Data for this exercise:

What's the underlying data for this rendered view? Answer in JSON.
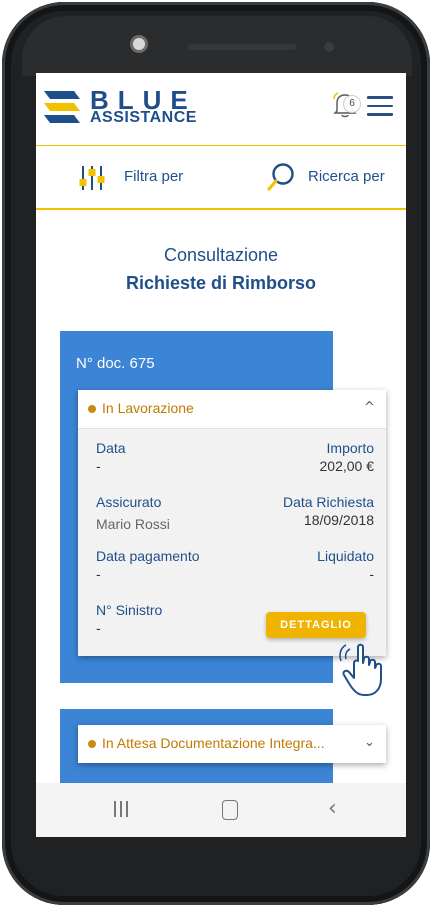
{
  "header": {
    "logo_word": "BLUE",
    "logo_sub": "ASSISTANCE",
    "notification_count": "6"
  },
  "toolbar": {
    "filter_label": "Filtra per",
    "search_label": "Ricerca per"
  },
  "page": {
    "title_line1": "Consultazione",
    "title_line2": "Richieste di Rimborso"
  },
  "requests": [
    {
      "doc_number": "N° doc. 675",
      "status": "In Lavorazione",
      "expanded": true,
      "fields": {
        "data_label": "Data",
        "data_value": "-",
        "importo_label": "Importo",
        "importo_value": "202,00 €",
        "assicurato_label": "Assicurato",
        "assicurato_value": "Mario Rossi",
        "data_richiesta_label": "Data Richiesta",
        "data_richiesta_value": "18/09/2018",
        "data_pagamento_label": "Data pagamento",
        "data_pagamento_value": "-",
        "liquidato_label": "Liquidato",
        "liquidato_value": "-",
        "sinistro_label": "N° Sinistro",
        "sinistro_value": "-"
      },
      "detail_button": "DETTAGLIO"
    },
    {
      "status": "In Attesa Documentazione Integra...",
      "expanded": false
    }
  ],
  "colors": {
    "brand_blue": "#1f4f8a",
    "card_blue": "#3b84d6",
    "accent_yellow": "#f2c200",
    "status_orange": "#c07a00"
  }
}
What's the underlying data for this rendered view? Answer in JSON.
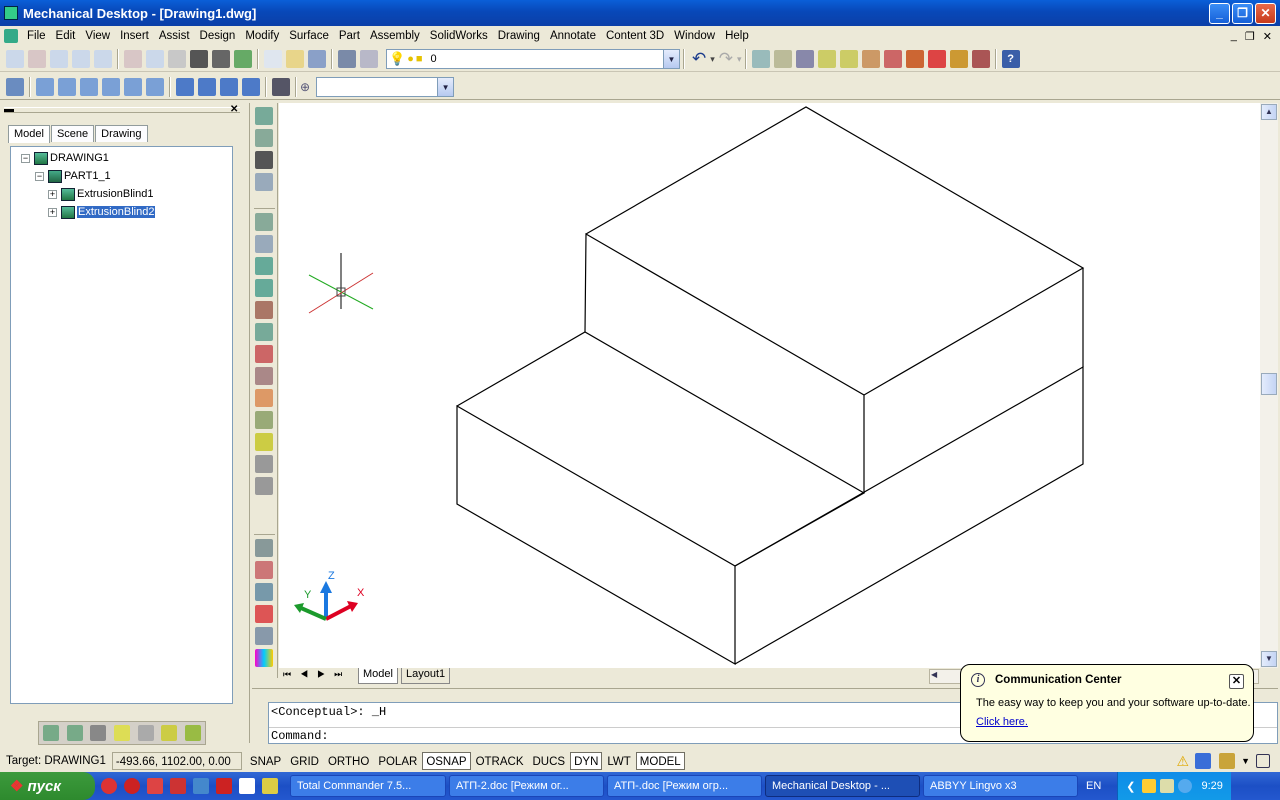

Task details:
Reproduce all of the material above word for word. Omit the pictures.

Task result:
What's the underlying data for this rendered view? Answer in JSON.
{
  "header": {
    "logo_word": "BLUE",
    "logo_sub": "ASSISTANCE",
    "notification_count": "6"
  },
  "toolbar": {
    "filter_label": "Filtra per",
    "search_label": "Ricerca per"
  },
  "page": {
    "title_line1": "Consultazione",
    "title_line2": "Richieste di Rimborso"
  },
  "requests": [
    {
      "doc_number": "N° doc. 675",
      "status": "In Lavorazione",
      "expanded": true,
      "fields": {
        "data_label": "Data",
        "data_value": "-",
        "importo_label": "Importo",
        "importo_value": "202,00 €",
        "assicurato_label": "Assicurato",
        "assicurato_value": "Mario Rossi",
        "data_richiesta_label": "Data Richiesta",
        "data_richiesta_value": "18/09/2018",
        "data_pagamento_label": "Data pagamento",
        "data_pagamento_value": "-",
        "liquidato_label": "Liquidato",
        "liquidato_value": "-",
        "sinistro_label": "N° Sinistro",
        "sinistro_value": "-"
      },
      "detail_button": "DETTAGLIO"
    },
    {
      "status": "In Attesa Documentazione Integra...",
      "expanded": false
    }
  ],
  "colors": {
    "brand_blue": "#1f4f8a",
    "card_blue": "#3b84d6",
    "accent_yellow": "#f2c200",
    "status_orange": "#c07a00"
  }
}
What's the underlying data for this rendered view? Answer in JSON.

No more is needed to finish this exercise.